• WHAT IS REQUIRED: Condense the paragraph of the exploration and production update that begins "At the Shenzi development" into a short bulleted list that keeps its main facts.

>> Begin TEXT PROVIDED

For the first quarter of 2008 Exploration and Production generated net income of $824 million. Crude oil and natural gas production averaged 391,000 barrels of oil equivalent per day which was 2% above the same period last year. Contributing to this growth were higher crude oil production from the Okume complex in Equatorial Guinea and natural gas production from the Ujung Pangkah field in Indonesia. Our full-year 2008 production forecast remains 380,000 to 390,000 barrels of oil equivalent per day.
With regard to our field developments, the JDA Phase 2 project in the Gulf of Thailand, in which Hess has a 50% working interest, is on track to start up this summer and we expect net production from the JDA to increase from approximately 120 million cubic feet per day to nearly 250 million cubic feet per day.
At the Shenzi development in the Deepwater Gulf of Mexico, in which Hess has a 28% working interest, the tension leg platform, TLP Hull, arrived at Kiewit Yard in Ingleside, Texas in February. Installation of the TLP and topsides is planned for this summer. Installation of subsea facilities is scheduled for the second half of 2008 followed by commissioning and first production in the first half of 2009.
In Indonesia commencement of oil production from our Ujung Pangkah field, in which Hess has a 25% working interest, is on schedule for the first half of 2009.
With regard to exploration, in March we announced the results of the Pony Number 2 well in the Deepwater Gulf of Mexico, in which Hess has a 100% working interest. The well encountered the objective sands in a down dip position in the water leg. During the first week in April we kicked off a sidetrack well which is designed to establish the location of the oil/water contact and should allow us to further refine the range of resource potential on the block.
We have recently set casing and the well is currently drilling near the first objective section. Results for the well are expected to be announced during the second quarter. Following completion of the Pony Number 2 sidetrack we will release the Ocean Baroness rig for one well slot to another operator.
At the end of the second quarter we expect to spud the first of four wells that will be drilled back-to-back on our 100% owned Block, WA390-P, in the northwest shelf of Australia.

>> End TEXT PROVIDED
>> Begin DATA SECTION

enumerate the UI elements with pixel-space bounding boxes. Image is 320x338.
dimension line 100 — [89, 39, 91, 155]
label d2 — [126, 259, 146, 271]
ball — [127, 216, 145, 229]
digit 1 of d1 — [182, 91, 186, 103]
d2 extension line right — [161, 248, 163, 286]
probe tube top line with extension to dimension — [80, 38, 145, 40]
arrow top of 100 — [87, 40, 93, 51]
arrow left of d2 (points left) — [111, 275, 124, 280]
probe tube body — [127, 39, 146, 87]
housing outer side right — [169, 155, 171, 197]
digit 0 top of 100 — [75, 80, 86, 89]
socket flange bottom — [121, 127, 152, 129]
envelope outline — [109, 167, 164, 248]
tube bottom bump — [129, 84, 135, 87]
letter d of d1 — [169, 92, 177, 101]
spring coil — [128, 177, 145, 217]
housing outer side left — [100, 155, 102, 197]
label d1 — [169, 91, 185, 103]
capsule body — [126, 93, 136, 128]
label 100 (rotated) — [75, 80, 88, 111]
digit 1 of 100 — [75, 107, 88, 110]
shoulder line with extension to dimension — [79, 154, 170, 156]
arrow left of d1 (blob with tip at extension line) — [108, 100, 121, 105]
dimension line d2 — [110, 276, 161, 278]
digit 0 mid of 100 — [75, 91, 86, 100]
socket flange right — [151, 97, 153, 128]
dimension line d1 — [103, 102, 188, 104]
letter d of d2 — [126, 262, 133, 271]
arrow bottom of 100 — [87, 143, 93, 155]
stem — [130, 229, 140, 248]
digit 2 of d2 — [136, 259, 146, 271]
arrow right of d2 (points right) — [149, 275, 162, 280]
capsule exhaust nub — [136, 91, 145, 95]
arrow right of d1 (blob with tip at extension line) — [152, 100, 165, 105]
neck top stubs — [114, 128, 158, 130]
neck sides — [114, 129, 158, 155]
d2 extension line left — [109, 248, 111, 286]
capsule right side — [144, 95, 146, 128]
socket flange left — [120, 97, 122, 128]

>> End DATA SECTION
>> Begin DATA SECTION

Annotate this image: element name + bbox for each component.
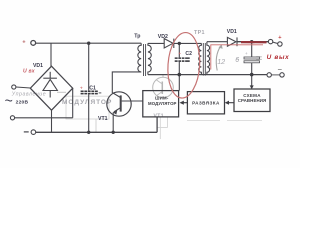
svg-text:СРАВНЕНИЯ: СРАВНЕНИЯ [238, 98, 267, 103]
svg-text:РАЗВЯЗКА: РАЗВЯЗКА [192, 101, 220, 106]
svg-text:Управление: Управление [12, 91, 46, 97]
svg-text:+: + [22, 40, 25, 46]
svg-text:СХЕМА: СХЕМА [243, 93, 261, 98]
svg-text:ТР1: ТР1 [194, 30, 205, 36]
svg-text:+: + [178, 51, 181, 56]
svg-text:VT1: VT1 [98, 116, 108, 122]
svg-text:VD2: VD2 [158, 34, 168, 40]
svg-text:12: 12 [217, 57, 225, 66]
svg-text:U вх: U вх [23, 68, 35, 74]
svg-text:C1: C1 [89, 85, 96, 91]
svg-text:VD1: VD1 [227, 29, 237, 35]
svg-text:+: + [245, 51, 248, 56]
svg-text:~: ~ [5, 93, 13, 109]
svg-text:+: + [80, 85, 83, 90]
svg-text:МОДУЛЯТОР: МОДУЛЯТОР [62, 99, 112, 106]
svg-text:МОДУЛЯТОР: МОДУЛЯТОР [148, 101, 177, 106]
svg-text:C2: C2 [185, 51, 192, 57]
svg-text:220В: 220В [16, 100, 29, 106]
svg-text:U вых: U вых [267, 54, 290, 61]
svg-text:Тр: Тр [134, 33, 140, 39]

>> End DATA SECTION

• FULL RESPONSE:
- Shenzi development, Deepwater Gulf of Mexico: Hess holds a 28% working interest.
- February: the tension leg platform (TLP Hull) arrived at Kiewit Yard in Ingleside, Texas.
- This summer: installation of the TLP and topsides is planned.
- Second half of 2008: installation of subsea facilities is scheduled.
- First half of 2009: commissioning and first production are expected.